If the basis heading is given as
$\left[C, S_{B}, B_{O}, B_{S} \right]$ the basis matrix
$M_{B}$ has the following form
\begin{equation}
\label{def:basis_matrix}
M_{B}:=
\left(\begin{array}{c|c|c|c}
0 & 0 & A_{C, B_{O}} & 0 \\
\hline
0 & 0 & A_{S_{B}, B_{O}} & A_{S_{B}, B_{S}} \\
\hline
A_{C, B_{O}}^{T} & A_{S_{B}, B_{O}}^{T} & D_{B_{O}, B_{O}}
& 0 \\
\hline
0 & A_{S_{B}, B_{S}}^{T} & 0
& 0 \\
\end{array}
\right).
\end{equation}
and the inverse $M_{B}^{-1}$ in terms of the reduced basis inverse
$\check{M}_{B}^{-1}$
\begin{equation}
\label{eq:M_B_inv_exp}
M_{B}^{-1}=
\left(\begin{array}{c|c|c|c}
\left(\check{M}_{B}^{-1}\right)_{C,C} &
0 &
\left(\check{M}_{B}^{-1}\right)_{C,B_{O}} &
\left(\check{M}_{B}^{-1}\right)_{C, B_{O}}\alpha^{T} \\
\hline
0 &
0 &
0 &
A_{S_{B},B_{S}} \\
\hline
\left(\check{M}_{B}^{-1}\right)_{B_{O}, C} &
0 &
\left(\check{M}_{B}^{-1}\right)_{B_{O}, B_{O}} &
\left(\check{M}_{B}^{-1}\right)_{B_{O},B_{O}}\alpha^{T} \\
\hline
\alpha\left(\check{M}_{B}^{-1}\right)_{B_{O},
C} &
A_{S_{B}, B_{S}}^{T} &
\alpha\left(\check{M}_{B}^{-1}\right)_{B_{O},
B_{O}} &
\alpha\left(\check{M}_{B}^{-1}\right)_{B_{O}, B_{O}}\alpha^{T}
\end{array}
\right)

◆ **Exercise details**: In the provided passage, what is the inverse $M_{B}^{-1}$ expressed in terms of?

◆ **Provided material**:
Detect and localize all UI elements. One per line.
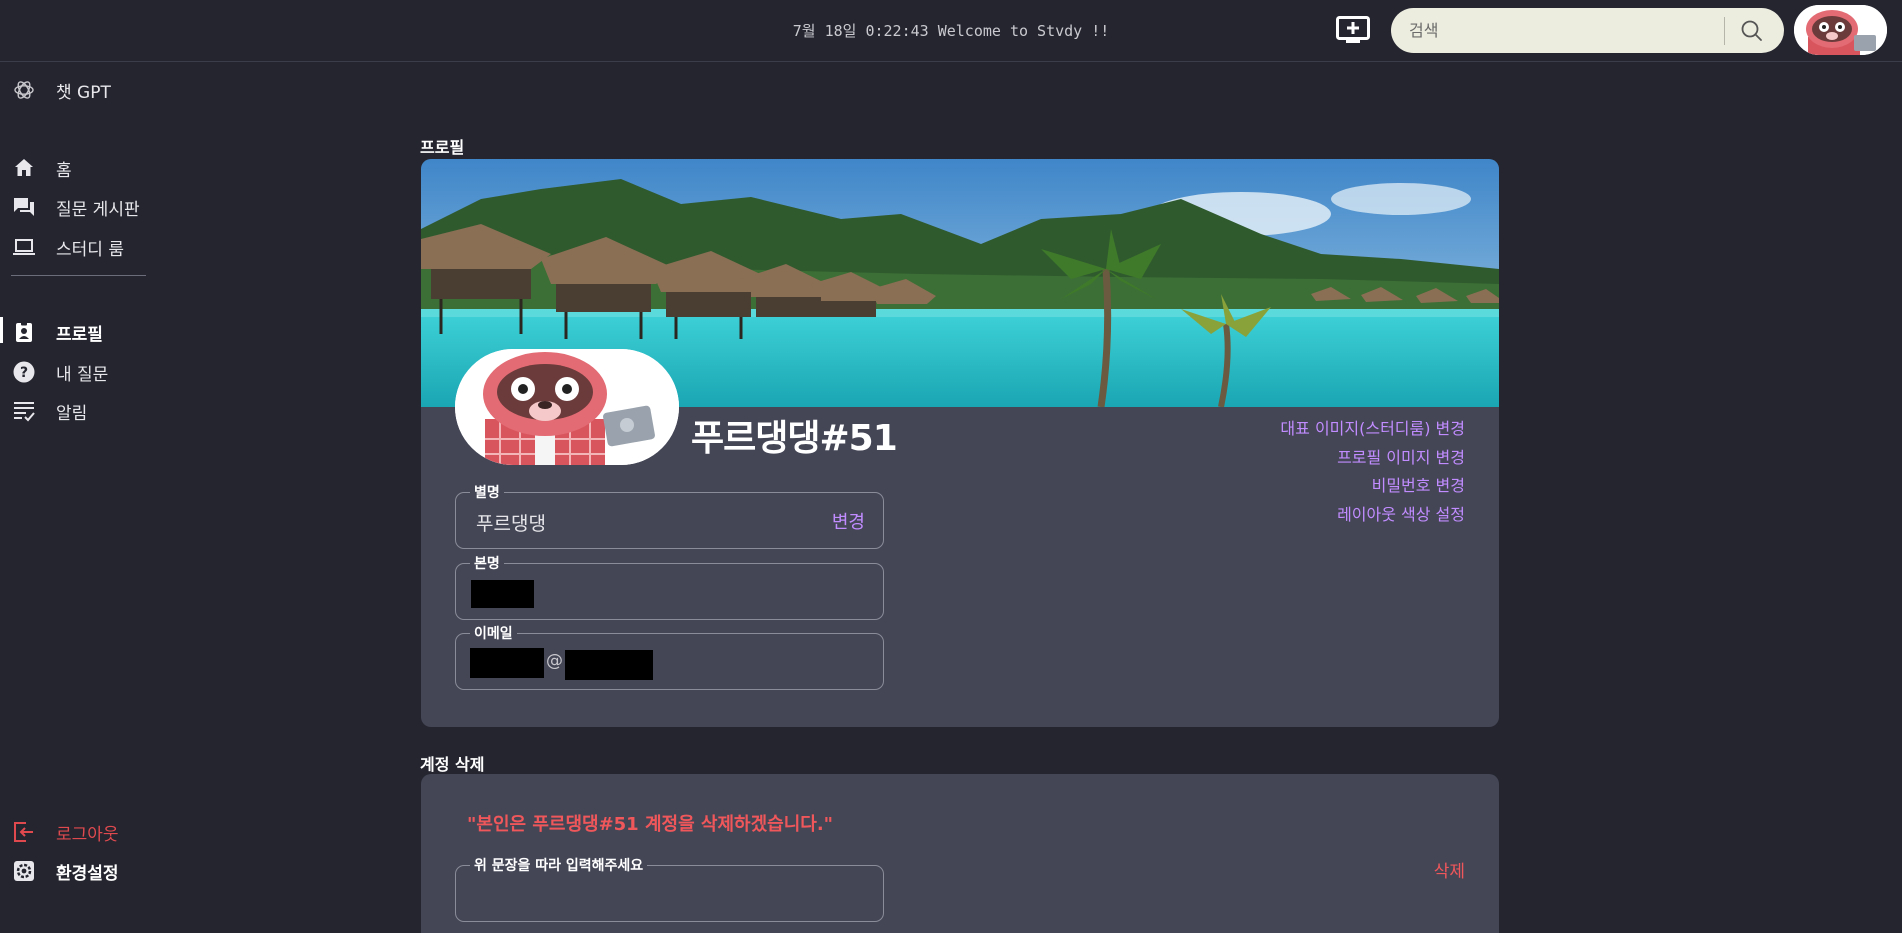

◆ **Solution to the exercise**: The reduced basis inverse, $\check{M}_{B}^{-1}$.